* **Work instructions**:
Gather each line of the records where "Waves" appears.

* **Figure collection entries**:

◆ ◆ ◆ ◆ ◆

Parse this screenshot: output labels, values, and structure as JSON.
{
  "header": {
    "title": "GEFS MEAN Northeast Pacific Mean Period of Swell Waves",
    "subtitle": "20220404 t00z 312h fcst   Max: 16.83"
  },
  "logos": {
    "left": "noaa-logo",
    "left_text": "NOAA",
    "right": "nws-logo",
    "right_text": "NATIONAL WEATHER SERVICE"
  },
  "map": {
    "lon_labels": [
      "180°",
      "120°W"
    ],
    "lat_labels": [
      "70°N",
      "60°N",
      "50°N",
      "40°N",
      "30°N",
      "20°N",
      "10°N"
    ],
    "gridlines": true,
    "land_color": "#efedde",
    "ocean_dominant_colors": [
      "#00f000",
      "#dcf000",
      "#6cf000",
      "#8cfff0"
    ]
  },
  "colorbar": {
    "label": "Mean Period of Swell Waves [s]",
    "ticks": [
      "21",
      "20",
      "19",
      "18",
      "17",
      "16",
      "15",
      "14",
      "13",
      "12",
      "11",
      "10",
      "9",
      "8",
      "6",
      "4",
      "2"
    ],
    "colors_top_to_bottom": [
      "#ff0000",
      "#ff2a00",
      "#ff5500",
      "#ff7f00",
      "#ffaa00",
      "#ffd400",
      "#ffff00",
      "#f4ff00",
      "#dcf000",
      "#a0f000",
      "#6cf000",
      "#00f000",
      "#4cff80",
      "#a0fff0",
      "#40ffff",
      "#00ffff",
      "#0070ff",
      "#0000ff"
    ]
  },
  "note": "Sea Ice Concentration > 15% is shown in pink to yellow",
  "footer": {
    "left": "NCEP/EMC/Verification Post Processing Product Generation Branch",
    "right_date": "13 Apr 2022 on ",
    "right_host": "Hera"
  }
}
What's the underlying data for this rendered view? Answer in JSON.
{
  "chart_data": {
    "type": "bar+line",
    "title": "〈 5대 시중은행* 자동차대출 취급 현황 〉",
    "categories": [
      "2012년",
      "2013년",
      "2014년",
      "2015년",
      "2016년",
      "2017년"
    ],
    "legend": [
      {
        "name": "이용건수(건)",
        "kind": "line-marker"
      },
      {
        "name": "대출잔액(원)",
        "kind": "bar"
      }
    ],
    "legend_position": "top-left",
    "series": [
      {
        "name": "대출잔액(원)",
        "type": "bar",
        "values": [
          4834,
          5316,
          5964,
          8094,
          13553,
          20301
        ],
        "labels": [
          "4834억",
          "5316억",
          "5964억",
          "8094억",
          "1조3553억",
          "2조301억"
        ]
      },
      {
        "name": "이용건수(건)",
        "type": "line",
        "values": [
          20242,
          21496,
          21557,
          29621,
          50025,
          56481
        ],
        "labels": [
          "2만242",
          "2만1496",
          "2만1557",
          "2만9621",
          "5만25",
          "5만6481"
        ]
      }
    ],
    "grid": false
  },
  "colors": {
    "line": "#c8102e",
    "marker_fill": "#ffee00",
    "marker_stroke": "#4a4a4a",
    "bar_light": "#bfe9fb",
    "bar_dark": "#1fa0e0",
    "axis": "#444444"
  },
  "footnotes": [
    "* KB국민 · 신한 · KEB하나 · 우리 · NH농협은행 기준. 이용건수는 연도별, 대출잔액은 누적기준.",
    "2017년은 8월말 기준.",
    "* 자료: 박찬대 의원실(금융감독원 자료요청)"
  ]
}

◆ ◆ ◆ ◆ ◆

* **Finished exercise**:
    "title": "GEFS MEAN Northeast Pacific Mean Period of Swell Waves",
    "label": "Mean Period of Swell Waves [s]",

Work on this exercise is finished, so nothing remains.